• [Task brief]:
Reproduce all the material exactly, minus any pictures it holds.
— START Stored rows —
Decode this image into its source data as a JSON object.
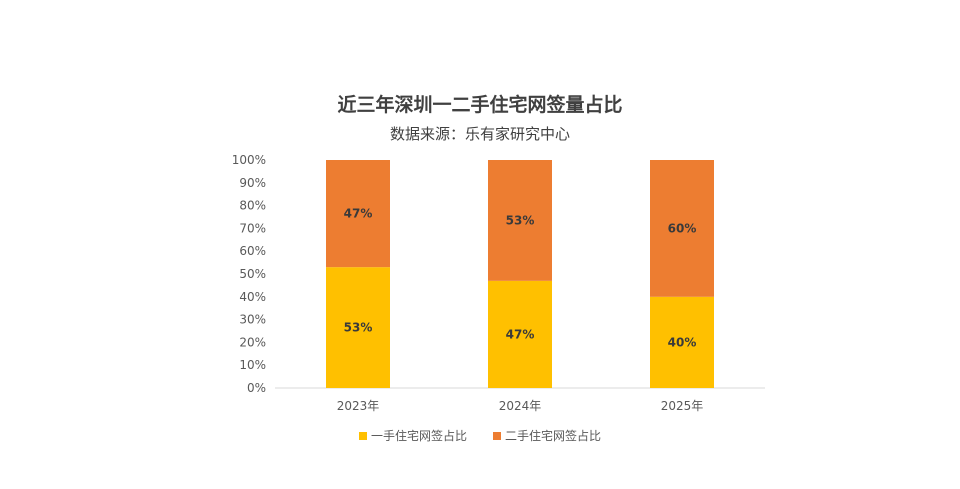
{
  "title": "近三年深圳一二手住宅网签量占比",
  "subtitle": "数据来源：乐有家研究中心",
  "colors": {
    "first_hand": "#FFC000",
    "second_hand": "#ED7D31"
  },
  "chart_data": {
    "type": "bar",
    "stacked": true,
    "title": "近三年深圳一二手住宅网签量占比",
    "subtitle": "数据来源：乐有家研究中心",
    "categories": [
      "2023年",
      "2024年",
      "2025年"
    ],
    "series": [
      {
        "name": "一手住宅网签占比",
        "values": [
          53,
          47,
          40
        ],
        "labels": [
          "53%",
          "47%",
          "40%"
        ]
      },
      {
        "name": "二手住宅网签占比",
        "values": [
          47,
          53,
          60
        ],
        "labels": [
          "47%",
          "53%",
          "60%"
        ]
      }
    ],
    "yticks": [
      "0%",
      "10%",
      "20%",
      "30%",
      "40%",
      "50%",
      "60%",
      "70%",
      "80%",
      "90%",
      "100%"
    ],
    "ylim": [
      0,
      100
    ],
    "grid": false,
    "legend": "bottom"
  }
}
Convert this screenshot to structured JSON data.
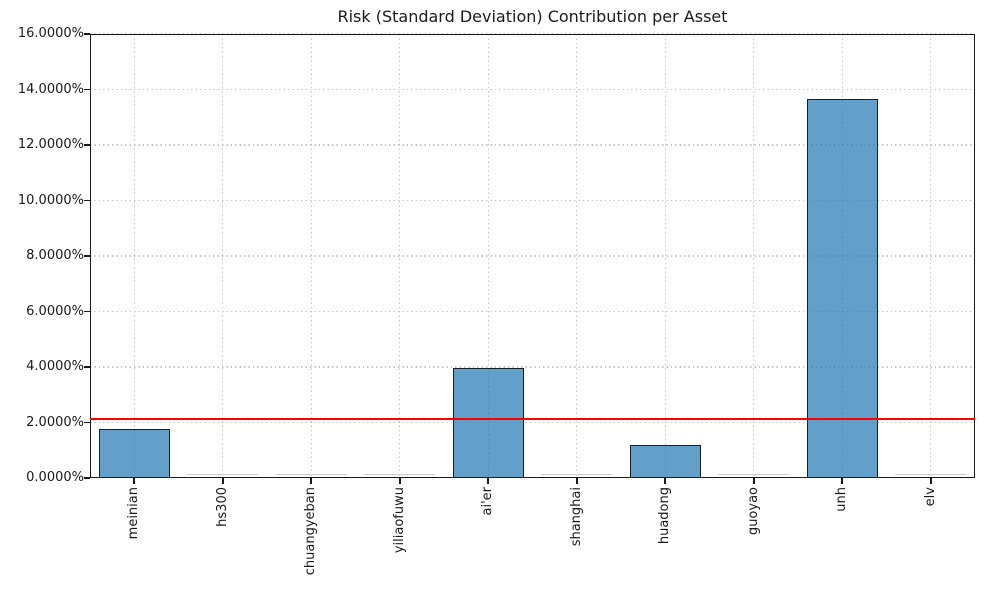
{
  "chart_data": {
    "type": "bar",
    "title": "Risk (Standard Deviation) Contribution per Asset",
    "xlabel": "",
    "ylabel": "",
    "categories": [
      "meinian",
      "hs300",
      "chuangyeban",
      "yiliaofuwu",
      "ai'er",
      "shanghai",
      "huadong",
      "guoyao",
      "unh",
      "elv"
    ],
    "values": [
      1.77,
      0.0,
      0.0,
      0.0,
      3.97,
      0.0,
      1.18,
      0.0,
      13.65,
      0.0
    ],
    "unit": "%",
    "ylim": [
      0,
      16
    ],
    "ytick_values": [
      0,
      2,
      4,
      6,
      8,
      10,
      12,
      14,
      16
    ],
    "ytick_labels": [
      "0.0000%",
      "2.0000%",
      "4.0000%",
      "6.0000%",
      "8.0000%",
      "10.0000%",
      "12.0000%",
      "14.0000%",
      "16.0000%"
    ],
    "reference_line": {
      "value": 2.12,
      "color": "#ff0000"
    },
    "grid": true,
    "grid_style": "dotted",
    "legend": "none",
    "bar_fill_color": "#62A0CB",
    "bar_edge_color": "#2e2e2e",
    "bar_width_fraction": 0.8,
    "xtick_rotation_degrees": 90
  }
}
— END Stored rows —
• [Written response]:
Decode this image into its source data as a JSON object.
{
  "title": "近三年深圳一二手住宅网签量占比",
  "subtitle": "数据来源：乐有家研究中心",
  "colors": {
    "first_hand": "#FFC000",
    "second_hand": "#ED7D31"
  },
  "chart_data": {
    "type": "bar",
    "stacked": true,
    "title": "近三年深圳一二手住宅网签量占比",
    "subtitle": "数据来源：乐有家研究中心",
    "categories": [
      "2023年",
      "2024年",
      "2025年"
    ],
    "series": [
      {
        "name": "一手住宅网签占比",
        "values": [
          53,
          47,
          40
        ],
        "labels": [
          "53%",
          "47%",
          "40%"
        ]
      },
      {
        "name": "二手住宅网签占比",
        "values": [
          47,
          53,
          60
        ],
        "labels": [
          "47%",
          "53%",
          "60%"
        ]
      }
    ],
    "yticks": [
      "0%",
      "10%",
      "20%",
      "30%",
      "40%",
      "50%",
      "60%",
      "70%",
      "80%",
      "90%",
      "100%"
    ],
    "ylim": [
      0,
      100
    ],
    "grid": false,
    "legend": "bottom"
  }
}
Convert this screenshot to structured JSON data.
{
  "chart_data": {
    "type": "bar",
    "title": "Risk (Standard Deviation) Contribution per Asset",
    "xlabel": "",
    "ylabel": "",
    "categories": [
      "meinian",
      "hs300",
      "chuangyeban",
      "yiliaofuwu",
      "ai'er",
      "shanghai",
      "huadong",
      "guoyao",
      "unh",
      "elv"
    ],
    "values": [
      1.77,
      0.0,
      0.0,
      0.0,
      3.97,
      0.0,
      1.18,
      0.0,
      13.65,
      0.0
    ],
    "unit": "%",
    "ylim": [
      0,
      16
    ],
    "ytick_values": [
      0,
      2,
      4,
      6,
      8,
      10,
      12,
      14,
      16
    ],
    "ytick_labels": [
      "0.0000%",
      "2.0000%",
      "4.0000%",
      "6.0000%",
      "8.0000%",
      "10.0000%",
      "12.0000%",
      "14.0000%",
      "16.0000%"
    ],
    "reference_line": {
      "value": 2.12,
      "color": "#ff0000"
    },
    "grid": true,
    "grid_style": "dotted",
    "legend": "none",
    "bar_fill_color": "#62A0CB",
    "bar_edge_color": "#2e2e2e",
    "bar_width_fraction": 0.8,
    "xtick_rotation_degrees": 90
  }
}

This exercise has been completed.